Stored data:
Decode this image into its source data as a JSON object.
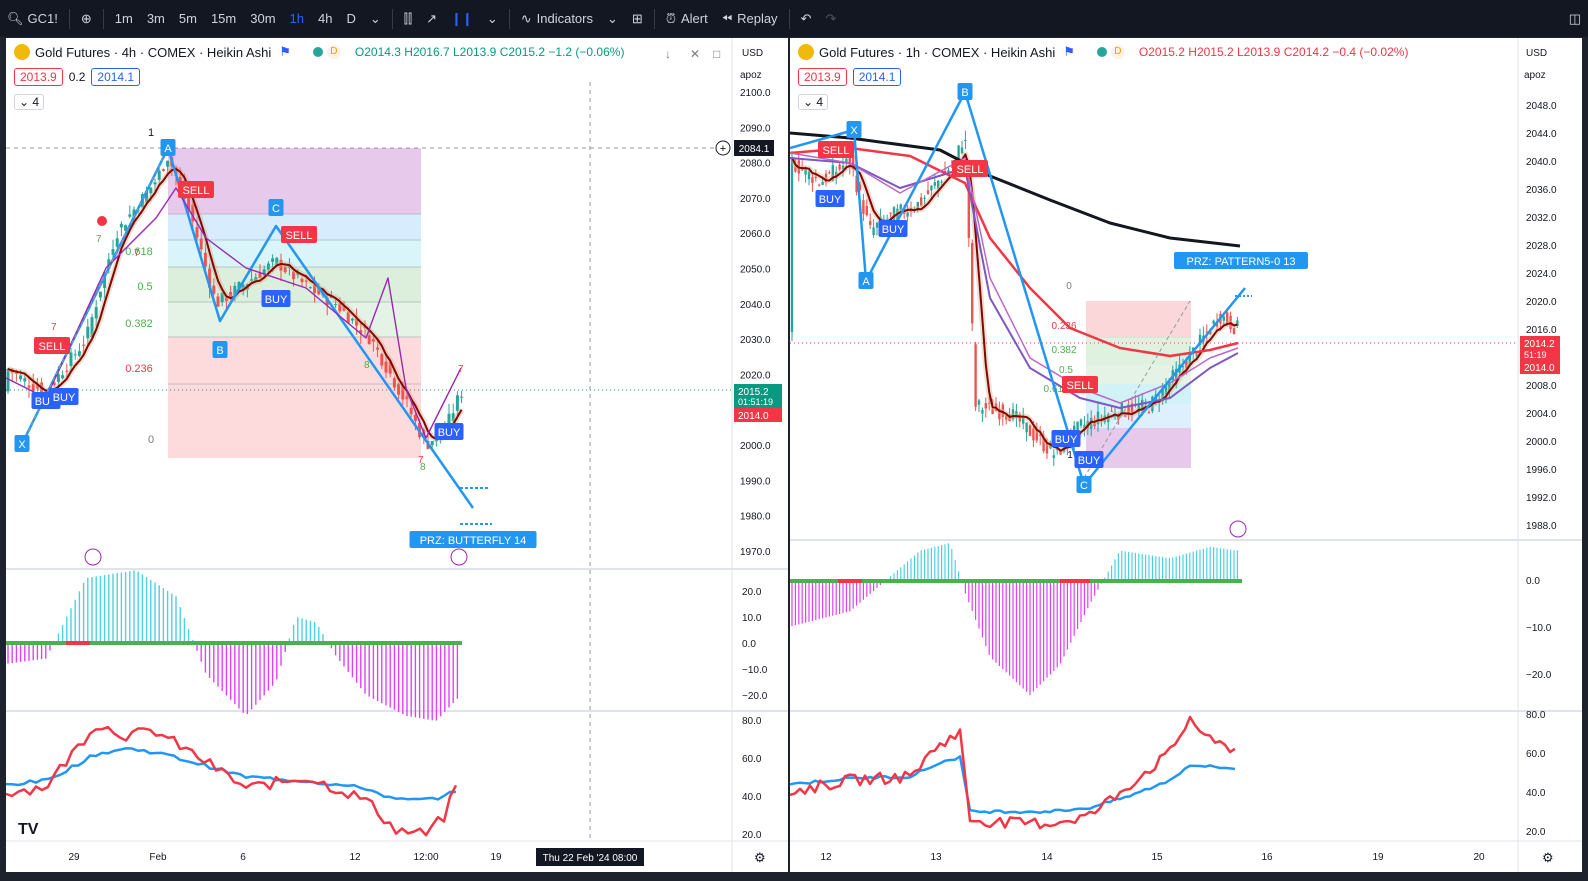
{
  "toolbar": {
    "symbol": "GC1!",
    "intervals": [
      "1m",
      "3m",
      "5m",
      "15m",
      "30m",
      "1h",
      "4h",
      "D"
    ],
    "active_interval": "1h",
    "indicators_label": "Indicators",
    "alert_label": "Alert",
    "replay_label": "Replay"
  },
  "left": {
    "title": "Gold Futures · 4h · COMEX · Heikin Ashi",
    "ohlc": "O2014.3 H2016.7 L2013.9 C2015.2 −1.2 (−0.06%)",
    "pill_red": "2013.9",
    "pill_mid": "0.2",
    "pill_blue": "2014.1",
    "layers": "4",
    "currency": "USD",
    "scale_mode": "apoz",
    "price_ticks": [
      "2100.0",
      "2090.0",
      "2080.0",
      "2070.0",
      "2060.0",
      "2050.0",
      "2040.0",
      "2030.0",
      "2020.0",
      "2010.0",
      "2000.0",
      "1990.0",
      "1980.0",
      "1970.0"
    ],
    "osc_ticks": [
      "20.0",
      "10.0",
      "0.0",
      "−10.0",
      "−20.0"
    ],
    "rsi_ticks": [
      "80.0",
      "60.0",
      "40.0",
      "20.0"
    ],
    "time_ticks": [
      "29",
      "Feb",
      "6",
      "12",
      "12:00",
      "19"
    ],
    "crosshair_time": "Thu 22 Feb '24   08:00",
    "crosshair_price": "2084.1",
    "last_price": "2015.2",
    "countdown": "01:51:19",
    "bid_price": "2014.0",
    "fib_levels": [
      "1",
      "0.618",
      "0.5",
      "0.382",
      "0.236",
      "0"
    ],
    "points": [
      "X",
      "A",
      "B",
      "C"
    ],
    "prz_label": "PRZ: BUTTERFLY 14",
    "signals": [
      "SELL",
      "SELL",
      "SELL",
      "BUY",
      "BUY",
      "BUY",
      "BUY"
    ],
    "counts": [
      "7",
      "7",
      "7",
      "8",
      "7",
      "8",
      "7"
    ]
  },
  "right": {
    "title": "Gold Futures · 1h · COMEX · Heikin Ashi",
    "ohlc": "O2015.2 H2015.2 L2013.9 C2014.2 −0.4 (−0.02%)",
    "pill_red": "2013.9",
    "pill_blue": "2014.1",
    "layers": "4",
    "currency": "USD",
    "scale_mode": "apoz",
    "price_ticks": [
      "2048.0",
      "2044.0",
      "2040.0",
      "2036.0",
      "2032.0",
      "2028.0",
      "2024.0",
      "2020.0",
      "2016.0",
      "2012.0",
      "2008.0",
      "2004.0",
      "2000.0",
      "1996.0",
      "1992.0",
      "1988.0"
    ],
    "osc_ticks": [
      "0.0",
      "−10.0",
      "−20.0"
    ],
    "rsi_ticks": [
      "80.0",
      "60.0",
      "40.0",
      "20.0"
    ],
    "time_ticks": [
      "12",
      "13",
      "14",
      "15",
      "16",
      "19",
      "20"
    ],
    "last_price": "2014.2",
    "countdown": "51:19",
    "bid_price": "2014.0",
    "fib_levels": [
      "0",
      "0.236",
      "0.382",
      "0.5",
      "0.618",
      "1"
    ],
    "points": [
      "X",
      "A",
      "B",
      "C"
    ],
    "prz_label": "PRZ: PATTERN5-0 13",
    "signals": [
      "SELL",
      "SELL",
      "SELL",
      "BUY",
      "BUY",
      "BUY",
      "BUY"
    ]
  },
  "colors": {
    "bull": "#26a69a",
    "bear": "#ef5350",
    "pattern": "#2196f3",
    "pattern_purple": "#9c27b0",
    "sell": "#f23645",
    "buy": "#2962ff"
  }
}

---

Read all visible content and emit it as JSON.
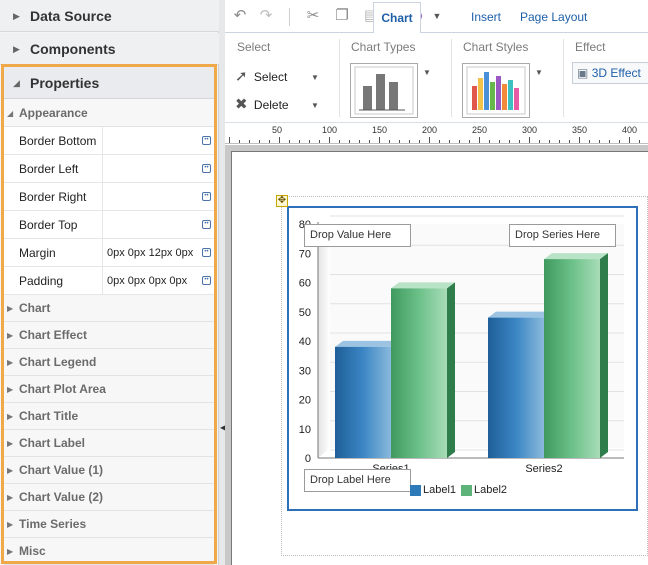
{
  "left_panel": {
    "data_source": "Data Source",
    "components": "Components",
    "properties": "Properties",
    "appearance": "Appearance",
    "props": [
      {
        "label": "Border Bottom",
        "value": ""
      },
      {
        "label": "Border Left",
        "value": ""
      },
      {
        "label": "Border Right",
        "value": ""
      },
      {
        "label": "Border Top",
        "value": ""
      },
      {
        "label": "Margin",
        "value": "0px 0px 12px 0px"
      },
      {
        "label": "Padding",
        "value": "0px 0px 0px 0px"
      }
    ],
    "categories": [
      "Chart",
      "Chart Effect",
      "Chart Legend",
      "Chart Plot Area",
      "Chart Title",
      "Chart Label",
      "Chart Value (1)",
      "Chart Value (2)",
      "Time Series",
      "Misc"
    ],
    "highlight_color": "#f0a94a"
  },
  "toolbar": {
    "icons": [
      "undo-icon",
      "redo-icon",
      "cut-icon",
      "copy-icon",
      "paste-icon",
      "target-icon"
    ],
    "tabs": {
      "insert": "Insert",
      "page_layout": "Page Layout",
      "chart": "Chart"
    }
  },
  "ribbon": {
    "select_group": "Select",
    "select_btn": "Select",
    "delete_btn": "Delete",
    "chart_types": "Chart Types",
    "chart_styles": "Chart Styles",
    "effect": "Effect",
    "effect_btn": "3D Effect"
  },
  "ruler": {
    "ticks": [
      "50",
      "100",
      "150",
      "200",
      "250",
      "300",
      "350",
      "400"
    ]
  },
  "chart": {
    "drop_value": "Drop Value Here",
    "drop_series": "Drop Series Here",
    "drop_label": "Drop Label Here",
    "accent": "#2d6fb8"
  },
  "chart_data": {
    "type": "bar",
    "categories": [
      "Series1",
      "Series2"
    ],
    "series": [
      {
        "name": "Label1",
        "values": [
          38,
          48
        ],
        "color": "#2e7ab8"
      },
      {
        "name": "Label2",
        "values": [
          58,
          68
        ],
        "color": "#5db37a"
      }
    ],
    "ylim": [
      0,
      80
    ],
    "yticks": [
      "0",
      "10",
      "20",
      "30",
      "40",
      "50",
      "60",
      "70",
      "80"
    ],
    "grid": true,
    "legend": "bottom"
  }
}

...

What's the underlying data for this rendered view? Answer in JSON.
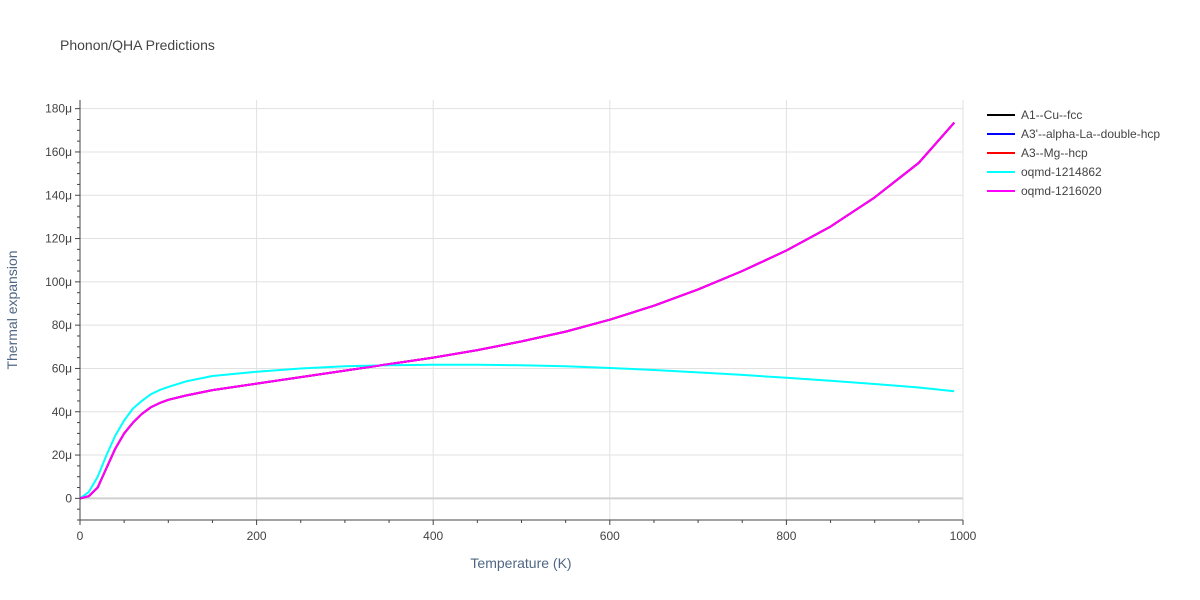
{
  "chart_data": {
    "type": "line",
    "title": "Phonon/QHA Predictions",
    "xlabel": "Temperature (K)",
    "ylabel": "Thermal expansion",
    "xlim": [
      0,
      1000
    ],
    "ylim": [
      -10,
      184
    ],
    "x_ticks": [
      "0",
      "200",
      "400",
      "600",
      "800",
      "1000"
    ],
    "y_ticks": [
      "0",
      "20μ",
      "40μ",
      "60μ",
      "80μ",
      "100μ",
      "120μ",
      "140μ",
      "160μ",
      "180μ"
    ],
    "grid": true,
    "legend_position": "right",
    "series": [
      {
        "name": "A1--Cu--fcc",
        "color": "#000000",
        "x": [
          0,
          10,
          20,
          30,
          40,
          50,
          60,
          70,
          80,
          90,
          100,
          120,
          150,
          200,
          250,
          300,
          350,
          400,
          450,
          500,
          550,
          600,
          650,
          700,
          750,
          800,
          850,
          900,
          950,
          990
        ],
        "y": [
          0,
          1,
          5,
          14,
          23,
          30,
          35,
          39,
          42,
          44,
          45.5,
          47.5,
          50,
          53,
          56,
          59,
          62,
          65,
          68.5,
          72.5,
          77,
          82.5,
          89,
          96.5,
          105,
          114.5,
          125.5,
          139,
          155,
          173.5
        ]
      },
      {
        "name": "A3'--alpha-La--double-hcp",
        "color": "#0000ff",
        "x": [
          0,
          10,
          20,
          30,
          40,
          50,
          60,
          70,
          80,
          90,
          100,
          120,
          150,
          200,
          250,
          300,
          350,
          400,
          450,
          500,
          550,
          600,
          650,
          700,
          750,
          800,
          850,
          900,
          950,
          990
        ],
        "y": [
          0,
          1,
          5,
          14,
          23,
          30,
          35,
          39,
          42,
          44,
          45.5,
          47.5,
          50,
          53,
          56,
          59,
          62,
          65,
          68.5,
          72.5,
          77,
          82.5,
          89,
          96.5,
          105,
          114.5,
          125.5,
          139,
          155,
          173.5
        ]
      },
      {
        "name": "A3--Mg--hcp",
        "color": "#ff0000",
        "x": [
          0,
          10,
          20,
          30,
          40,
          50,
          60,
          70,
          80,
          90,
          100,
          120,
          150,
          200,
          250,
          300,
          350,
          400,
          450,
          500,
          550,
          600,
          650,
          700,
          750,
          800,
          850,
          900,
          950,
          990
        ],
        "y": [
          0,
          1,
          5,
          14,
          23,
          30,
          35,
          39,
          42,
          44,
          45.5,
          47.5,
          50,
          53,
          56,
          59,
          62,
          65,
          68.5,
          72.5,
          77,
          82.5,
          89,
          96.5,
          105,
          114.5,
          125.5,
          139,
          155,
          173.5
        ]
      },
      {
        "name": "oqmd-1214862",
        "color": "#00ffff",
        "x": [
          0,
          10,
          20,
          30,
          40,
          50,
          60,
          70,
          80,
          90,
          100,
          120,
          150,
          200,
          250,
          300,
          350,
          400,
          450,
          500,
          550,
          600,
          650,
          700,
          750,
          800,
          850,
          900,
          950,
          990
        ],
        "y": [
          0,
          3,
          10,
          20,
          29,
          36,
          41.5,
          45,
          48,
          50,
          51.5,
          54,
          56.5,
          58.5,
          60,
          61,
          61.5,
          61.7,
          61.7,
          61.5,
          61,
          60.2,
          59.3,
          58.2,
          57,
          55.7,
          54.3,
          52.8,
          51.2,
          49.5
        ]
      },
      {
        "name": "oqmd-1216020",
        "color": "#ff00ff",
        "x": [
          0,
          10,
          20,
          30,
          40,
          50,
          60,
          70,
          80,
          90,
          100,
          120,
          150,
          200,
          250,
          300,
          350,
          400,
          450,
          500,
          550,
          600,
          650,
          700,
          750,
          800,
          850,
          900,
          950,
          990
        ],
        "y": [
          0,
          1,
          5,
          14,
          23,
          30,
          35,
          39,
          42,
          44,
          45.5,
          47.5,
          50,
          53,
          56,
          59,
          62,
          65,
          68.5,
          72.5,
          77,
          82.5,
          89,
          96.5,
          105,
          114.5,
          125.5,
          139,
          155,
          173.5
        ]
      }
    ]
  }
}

### YOUR OBJECTIVE
Which lines contain "oqmd"? Show each of them.

### OUTPUT OF THE EXERCISE
        "name": "oqmd-1214862",
        "name": "oqmd-1216020",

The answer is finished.